> _EXCERPT PROVIDED_:
== Segment start ==

Read the full breakdown in our site speed and SEO guide.
Mobile-First Indexing
Google evaluates the mobile version of your site for all ranking decisions, regardless of whether the searcher is on desktop or mobile. Test your store on actual mobile devices (not just browser developer tools) across the entire shopping flow: homepage, category browsing, product pages, search results, and checkout. Check for text that requires zooming, buttons too small to tap accurately, horizontal scrolling, images that overflow the screen, pop-ups that block content, and forms that are difficult to fill on a touchscreen.
Run Google's Mobile-Friendly Test for key page templates and fix any issues it flags. Pay special attention to content parity: everything visible on your desktop version should also be visible on mobile. If you hide product descriptions, reviews, or specification tables behind tabs on mobile, Google may not consider that content for ranking purposes.
HTTPS and Security
Your entire store must run on HTTPS with a valid SSL certificate. Google confirmed HTTPS as a ranking signal in 2014, and Chrome browsers display a "Not Secure" warning for HTTP sites that immediately destroys visitor trust. Verify that all pages load over HTTPS, that HTTP URLs redirect to HTTPS with 301 redirects, and that there are no mixed content warnings (HTTP resources loaded on HTTPS pages). Most ecommerce platforms and hosting providers include free SSL certificates through Let's Encrypt.
Structured Data Implementation
Structured data using Schema.org vocabulary helps Google understand your content in machine-readable format and qualifies your pages for rich results in search. For ecommerce, the critical schema types are:
- Product schema: Name, description, image, price, availability, SKU, brand, and review rating. Enables rich product results with price and availability in search.
- AggregateRating schema: Average rating and review count. Shows star ratings in search results, which significantly increases click-through rates.
- BreadcrumbList schema: Page hierarchy for breadcrumb display in search results. Helps users understand where the page sits in your site structure.
- Organization schema: Business name, logo, contact information. Helps Google connect your store to your brand knowledge panel.

== Segment end ==

> _RECORD SET_:
== Segment start ==

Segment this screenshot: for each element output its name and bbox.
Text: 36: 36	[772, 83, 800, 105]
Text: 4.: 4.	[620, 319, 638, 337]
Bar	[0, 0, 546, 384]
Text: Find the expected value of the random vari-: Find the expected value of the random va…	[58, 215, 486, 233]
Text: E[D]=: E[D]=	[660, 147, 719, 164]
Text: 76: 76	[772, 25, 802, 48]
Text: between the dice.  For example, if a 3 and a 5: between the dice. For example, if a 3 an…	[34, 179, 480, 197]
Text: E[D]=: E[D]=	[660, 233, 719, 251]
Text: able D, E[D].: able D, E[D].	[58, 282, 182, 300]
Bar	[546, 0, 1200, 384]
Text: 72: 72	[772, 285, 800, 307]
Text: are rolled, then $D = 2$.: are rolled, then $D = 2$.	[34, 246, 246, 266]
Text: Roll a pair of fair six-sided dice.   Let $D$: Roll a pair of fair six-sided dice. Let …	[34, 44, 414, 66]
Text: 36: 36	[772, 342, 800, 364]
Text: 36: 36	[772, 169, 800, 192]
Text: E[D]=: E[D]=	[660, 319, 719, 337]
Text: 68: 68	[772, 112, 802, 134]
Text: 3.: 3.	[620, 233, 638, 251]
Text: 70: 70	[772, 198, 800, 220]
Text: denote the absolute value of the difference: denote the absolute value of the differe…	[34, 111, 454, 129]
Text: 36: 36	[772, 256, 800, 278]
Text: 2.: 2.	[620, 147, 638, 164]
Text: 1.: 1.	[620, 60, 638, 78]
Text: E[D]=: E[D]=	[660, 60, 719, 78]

== Segment end ==

> _WORK TO COMPLETE_:
1 - From the ecommerce SEO guide, extract the passage between "- AggregateRating schema: Average" and "brand knowledge panel.", inclusive.
2 - Translate this sentence from the ecommerce SEO guide into Spanish: "Your entire store must run on HTTPS with a valid SSL certificate."
3 - Give what follows the last sentence of the ecommerce SEO guide.

> _EXPECTED RESULTS_:
1 -
- AggregateRating schema: Average rating and review count. Shows star ratings in search results, which significantly increases click-through rates.
- BreadcrumbList schema: Page hierarchy for breadcrumb display in search results. Helps users understand where the page sits in your site structure.
- Organization schema: Business name, logo, contact information. Helps Google connect your store to your brand knowledge panel.

2 - Toda tu tienda debe funcionar con HTTPS y un certificado SSL válido.

3 -
- FAQ schema: For FAQ sections on product or category pages. Can display expandable question-and-answer pairs directly in search results.
Test your implementation at search.google.com/test/rich-results and fix any errors or warnings. Read our structured data guide for implementation details on each schema type.
International and Hreflang Tags
If your store serves multiple countries or languages, use hreflang tags to tell Google which version of each page to show in each market. Without hreflang, Google may show your US English product page to French shoppers, or your UK pricing page to Australian visitors. Each page needs hreflang tags that reference all its language and country variants, including a self-referencing tag. See our international SEO guide for the complete implementation process.
Monthly Technical SEO Maintenance Checklist
- Check Google Search Console for new crawl errors and indexing issues
- Review Core Web Vitals report for any regressions
- Run a crawl with Screaming Frog or similar tool to find new broken links
- Verify new products and categories are being indexed
- Check that canonical tags are in place on newly added pages
- Review and update XML sitemap if significant changes were made
- Test structured data on new page templates with Rich Results Test
- Monitor server response times and uptime
Technical SEO is not a one-time project. Every theme update, new app installation, product addition, and platform change can introduce technical issues. A monthly audit catches problems before they impact rankings and traffic.